Input material:
----

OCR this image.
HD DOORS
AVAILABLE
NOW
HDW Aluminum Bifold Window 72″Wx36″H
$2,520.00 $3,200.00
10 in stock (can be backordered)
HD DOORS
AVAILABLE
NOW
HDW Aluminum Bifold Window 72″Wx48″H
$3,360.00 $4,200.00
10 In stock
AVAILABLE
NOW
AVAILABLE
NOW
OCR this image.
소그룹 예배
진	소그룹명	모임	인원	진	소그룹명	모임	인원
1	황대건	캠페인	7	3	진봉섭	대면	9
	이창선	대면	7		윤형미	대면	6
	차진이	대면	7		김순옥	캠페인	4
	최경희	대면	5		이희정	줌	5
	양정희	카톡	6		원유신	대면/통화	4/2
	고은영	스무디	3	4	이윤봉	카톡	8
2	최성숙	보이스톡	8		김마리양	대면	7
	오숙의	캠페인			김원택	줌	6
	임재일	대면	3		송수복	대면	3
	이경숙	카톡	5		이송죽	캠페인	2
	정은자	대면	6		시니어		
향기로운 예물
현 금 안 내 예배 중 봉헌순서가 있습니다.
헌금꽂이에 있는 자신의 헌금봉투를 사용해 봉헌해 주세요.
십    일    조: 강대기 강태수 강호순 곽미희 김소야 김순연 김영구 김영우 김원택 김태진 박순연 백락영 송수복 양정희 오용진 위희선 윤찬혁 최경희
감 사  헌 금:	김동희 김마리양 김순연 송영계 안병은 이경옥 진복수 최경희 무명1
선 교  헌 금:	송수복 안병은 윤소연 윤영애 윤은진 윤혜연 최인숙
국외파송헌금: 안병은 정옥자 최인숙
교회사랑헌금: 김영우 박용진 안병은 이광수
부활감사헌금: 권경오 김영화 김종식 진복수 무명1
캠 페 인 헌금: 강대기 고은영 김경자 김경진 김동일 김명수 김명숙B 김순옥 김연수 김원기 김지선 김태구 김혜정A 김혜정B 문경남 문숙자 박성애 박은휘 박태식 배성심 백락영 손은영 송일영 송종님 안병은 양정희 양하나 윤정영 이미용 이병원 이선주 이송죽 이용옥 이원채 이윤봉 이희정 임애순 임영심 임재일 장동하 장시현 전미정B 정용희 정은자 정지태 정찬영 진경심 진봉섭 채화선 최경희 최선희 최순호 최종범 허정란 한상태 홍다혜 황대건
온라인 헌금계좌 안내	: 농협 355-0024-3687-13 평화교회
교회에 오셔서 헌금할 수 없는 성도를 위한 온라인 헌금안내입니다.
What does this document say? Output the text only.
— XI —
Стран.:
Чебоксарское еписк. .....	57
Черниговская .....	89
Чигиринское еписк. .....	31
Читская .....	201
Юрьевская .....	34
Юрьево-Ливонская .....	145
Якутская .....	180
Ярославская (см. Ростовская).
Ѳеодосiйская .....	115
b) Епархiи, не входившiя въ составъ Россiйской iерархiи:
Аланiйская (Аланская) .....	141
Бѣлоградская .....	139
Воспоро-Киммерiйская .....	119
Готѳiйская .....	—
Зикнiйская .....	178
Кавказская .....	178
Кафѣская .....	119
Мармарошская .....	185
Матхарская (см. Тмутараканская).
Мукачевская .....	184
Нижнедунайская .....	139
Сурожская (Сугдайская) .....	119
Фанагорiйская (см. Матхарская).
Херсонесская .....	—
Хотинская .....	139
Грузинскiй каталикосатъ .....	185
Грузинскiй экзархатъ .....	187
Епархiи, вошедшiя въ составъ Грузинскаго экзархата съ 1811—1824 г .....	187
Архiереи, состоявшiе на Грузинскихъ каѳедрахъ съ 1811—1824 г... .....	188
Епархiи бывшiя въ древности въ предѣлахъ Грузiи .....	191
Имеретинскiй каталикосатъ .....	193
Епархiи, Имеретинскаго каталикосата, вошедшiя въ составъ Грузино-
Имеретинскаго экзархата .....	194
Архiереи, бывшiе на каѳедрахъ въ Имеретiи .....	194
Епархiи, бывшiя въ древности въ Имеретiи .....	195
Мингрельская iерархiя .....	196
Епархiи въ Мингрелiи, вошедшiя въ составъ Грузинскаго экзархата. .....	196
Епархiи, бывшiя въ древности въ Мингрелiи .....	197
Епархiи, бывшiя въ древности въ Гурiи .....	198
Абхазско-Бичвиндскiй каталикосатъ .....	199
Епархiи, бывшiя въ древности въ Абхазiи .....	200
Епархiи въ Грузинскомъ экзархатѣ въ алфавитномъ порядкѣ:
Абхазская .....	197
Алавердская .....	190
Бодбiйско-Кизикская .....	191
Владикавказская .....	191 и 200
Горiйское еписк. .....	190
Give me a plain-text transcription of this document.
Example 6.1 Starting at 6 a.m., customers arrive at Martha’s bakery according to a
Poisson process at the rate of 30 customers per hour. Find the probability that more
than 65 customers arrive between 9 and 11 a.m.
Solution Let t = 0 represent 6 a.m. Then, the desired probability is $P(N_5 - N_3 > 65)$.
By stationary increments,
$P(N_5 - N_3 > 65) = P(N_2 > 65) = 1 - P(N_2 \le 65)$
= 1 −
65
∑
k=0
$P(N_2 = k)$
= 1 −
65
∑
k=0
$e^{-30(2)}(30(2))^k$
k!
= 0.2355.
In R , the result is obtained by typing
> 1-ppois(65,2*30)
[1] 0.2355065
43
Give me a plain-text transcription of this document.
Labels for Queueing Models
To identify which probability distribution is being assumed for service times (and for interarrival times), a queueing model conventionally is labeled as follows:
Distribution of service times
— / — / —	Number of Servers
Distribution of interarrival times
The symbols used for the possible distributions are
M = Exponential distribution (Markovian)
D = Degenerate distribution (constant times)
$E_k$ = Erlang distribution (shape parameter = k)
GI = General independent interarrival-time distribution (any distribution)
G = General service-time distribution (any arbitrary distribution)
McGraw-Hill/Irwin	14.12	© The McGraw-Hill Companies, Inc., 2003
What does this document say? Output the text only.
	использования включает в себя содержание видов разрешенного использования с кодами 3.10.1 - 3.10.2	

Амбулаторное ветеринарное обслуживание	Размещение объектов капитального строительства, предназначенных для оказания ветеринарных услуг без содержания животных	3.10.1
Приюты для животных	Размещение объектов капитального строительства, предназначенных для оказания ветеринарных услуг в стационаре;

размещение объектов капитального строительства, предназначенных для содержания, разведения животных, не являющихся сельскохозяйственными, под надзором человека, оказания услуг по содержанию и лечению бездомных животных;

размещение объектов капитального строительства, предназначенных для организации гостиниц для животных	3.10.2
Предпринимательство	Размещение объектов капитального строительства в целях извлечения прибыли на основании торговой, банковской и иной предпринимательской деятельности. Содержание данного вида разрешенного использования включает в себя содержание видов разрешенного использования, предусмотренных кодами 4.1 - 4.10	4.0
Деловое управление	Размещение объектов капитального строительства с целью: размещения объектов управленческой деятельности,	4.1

----

Extract, word for word, each line of the listing above.

OCR this image.
HD DOORS
AVAILABLE
NOW
HDW Aluminum Bifold Window 72″Wx36″H
$2,520.00 $3,200.00
10 in stock (can be backordered)
HD DOORS
AVAILABLE
NOW
HDW Aluminum Bifold Window 72″Wx48″H
$3,360.00 $4,200.00
10 In stock
AVAILABLE
NOW
AVAILABLE
NOW
OCR this image.
소그룹 예배
진	소그룹명	모임	인원	진	소그룹명	모임	인원
1	황대건	캠페인	7	3	진봉섭	대면	9
	이창선	대면	7		윤형미	대면	6
	차진이	대면	7		김순옥	캠페인	4
	최경희	대면	5		이희정	줌	5
	양정희	카톡	6		원유신	대면/통화	4/2
	고은영	스무디	3	4	이윤봉	카톡	8
2	최성숙	보이스톡	8		김마리양	대면	7
	오숙의	캠페인			김원택	줌	6
	임재일	대면	3		송수복	대면	3
	이경숙	카톡	5		이송죽	캠페인	2
	정은자	대면	6		시니어		
향기로운 예물
현 금 안 내 예배 중 봉헌순서가 있습니다.
헌금꽂이에 있는 자신의 헌금봉투를 사용해 봉헌해 주세요.
십    일    조: 강대기 강태수 강호순 곽미희 김소야 김순연 김영구 김영우 김원택 김태진 박순연 백락영 송수복 양정희 오용진 위희선 윤찬혁 최경희
감 사  헌 금:	김동희 김마리양 김순연 송영계 안병은 이경옥 진복수 최경희 무명1
선 교  헌 금:	송수복 안병은 윤소연 윤영애 윤은진 윤혜연 최인숙
국외파송헌금: 안병은 정옥자 최인숙
교회사랑헌금: 김영우 박용진 안병은 이광수
부활감사헌금: 권경오 김영화 김종식 진복수 무명1
캠 페 인 헌금: 강대기 고은영 김경자 김경진 김동일 김명수 김명숙B 김순옥 김연수 김원기 김지선 김태구 김혜정A 김혜정B 문경남 문숙자 박성애 박은휘 박태식 배성심 백락영 손은영 송일영 송종님 안병은 양정희 양하나 윤정영 이미용 이병원 이선주 이송죽 이용옥 이원채 이윤봉 이희정 임애순 임영심 임재일 장동하 장시현 전미정B 정용희 정은자 정지태 정찬영 진경심 진봉섭 채화선 최경희 최선희 최순호 최종범 허정란 한상태 홍다혜 황대건
온라인 헌금계좌 안내	: 농협 355-0024-3687-13 평화교회
교회에 오셔서 헌금할 수 없는 성도를 위한 온라인 헌금안내입니다.
What does this document say? Output the text only.
— XI —
Стран.:
Чебоксарское еписк. .....	57
Черниговская .....	89
Чигиринское еписк. .....	31
Читская .....	201
Юрьевская .....	34
Юрьево-Ливонская .....	145
Якутская .....	180
Ярославская (см. Ростовская).
Ѳеодосiйская .....	115
b) Епархiи, не входившiя въ составъ Россiйской iерархiи:
Аланiйская (Аланская) .....	141
Бѣлоградская .....	139
Воспоро-Киммерiйская .....	119
Готѳiйская .....	—
Зикнiйская .....	178
Кавказская .....	178
Кафѣская .....	119
Мармарошская .....	185
Матхарская (см. Тмутараканская).
Мукачевская .....	184
Нижнедунайская .....	139
Сурожская (Сугдайская) .....	119
Фанагорiйская (см. Матхарская).
Херсонесская .....	—
Хотинская .....	139
Грузинскiй каталикосатъ .....	185
Грузинскiй экзархатъ .....	187
Епархiи, вошедшiя въ составъ Грузинскаго экзархата съ 1811—1824 г .....	187
Архiереи, состоявшiе на Грузинскихъ каѳедрахъ съ 1811—1824 г... .....	188
Епархiи бывшiя въ древности въ предѣлахъ Грузiи .....	191
Имеретинскiй каталикосатъ .....	193
Епархiи, Имеретинскаго каталикосата, вошедшiя въ составъ Грузино-
Имеретинскаго экзархата .....	194
Архiереи, бывшiе на каѳедрахъ въ Имеретiи .....	194
Епархiи, бывшiя въ древности въ Имеретiи .....	195
Мингрельская iерархiя .....	196
Епархiи въ Мингрелiи, вошедшiя въ составъ Грузинскаго экзархата. .....	196
Епархiи, бывшiя въ древности въ Мингрелiи .....	197
Епархiи, бывшiя въ древности въ Гурiи .....	198
Абхазско-Бичвиндскiй каталикосатъ .....	199
Епархiи, бывшiя въ древности въ Абхазiи .....	200
Епархiи въ Грузинскомъ экзархатѣ въ алфавитномъ порядкѣ:
Абхазская .....	197
Алавердская .....	190
Бодбiйско-Кизикская .....	191
Владикавказская .....	191 и 200
Горiйское еписк. .....	190
Give me a plain-text transcription of this document.
Example 6.1 Starting at 6 a.m., customers arrive at Martha’s bakery according to a
Poisson process at the rate of 30 customers per hour. Find the probability that more
than 65 customers arrive between 9 and 11 a.m.
Solution Let t = 0 represent 6 a.m. Then, the desired probability is $P(N_5 - N_3 > 65)$.
By stationary increments,
$P(N_5 - N_3 > 65) = P(N_2 > 65) = 1 - P(N_2 \le 65)$
= 1 −
65
∑
k=0
$P(N_2 = k)$
= 1 −
65
∑
k=0
$e^{-30(2)}(30(2))^k$
k!
= 0.2355.
In R , the result is obtained by typing
> 1-ppois(65,2*30)
[1] 0.2355065
43
Give me a plain-text transcription of this document.
Labels for Queueing Models
To identify which probability distribution is being assumed for service times (and for interarrival times), a queueing model conventionally is labeled as follows:
Distribution of service times
— / — / —	Number of Servers
Distribution of interarrival times
The symbols used for the possible distributions are
M = Exponential distribution (Markovian)
D = Degenerate distribution (constant times)
$E_k$ = Erlang distribution (shape parameter = k)
GI = General independent interarrival-time distribution (any distribution)
G = General service-time distribution (any arbitrary distribution)
McGraw-Hill/Irwin	14.12	© The McGraw-Hill Companies, Inc., 2003
What does this document say? Output the text only.
	использования включает в себя содержание видов разрешенного использования с кодами 3.10.1 - 3.10.2	

Амбулаторное ветеринарное обслуживание	Размещение объектов капитального строительства, предназначенных для оказания ветеринарных услуг без содержания животных	3.10.1
Приюты для животных	Размещение объектов капитального строительства, предназначенных для оказания ветеринарных услуг в стационаре;

размещение объектов капитального строительства, предназначенных для содержания, разведения животных, не являющихся сельскохозяйственными, под надзором человека, оказания услуг по содержанию и лечению бездомных животных;

размещение объектов капитального строительства, предназначенных для организации гостиниц для животных	3.10.2
Предпринимательство	Размещение объектов капитального строительства в целях извлечения прибыли на основании торговой, банковской и иной предпринимательской деятельности. Содержание данного вида разрешенного использования включает в себя содержание видов разрешенного использования, предусмотренных кодами 4.1 - 4.10	4.0
Деловое управление	Размещение объектов капитального строительства с целью: размещения объектов управленческой деятельности,	4.1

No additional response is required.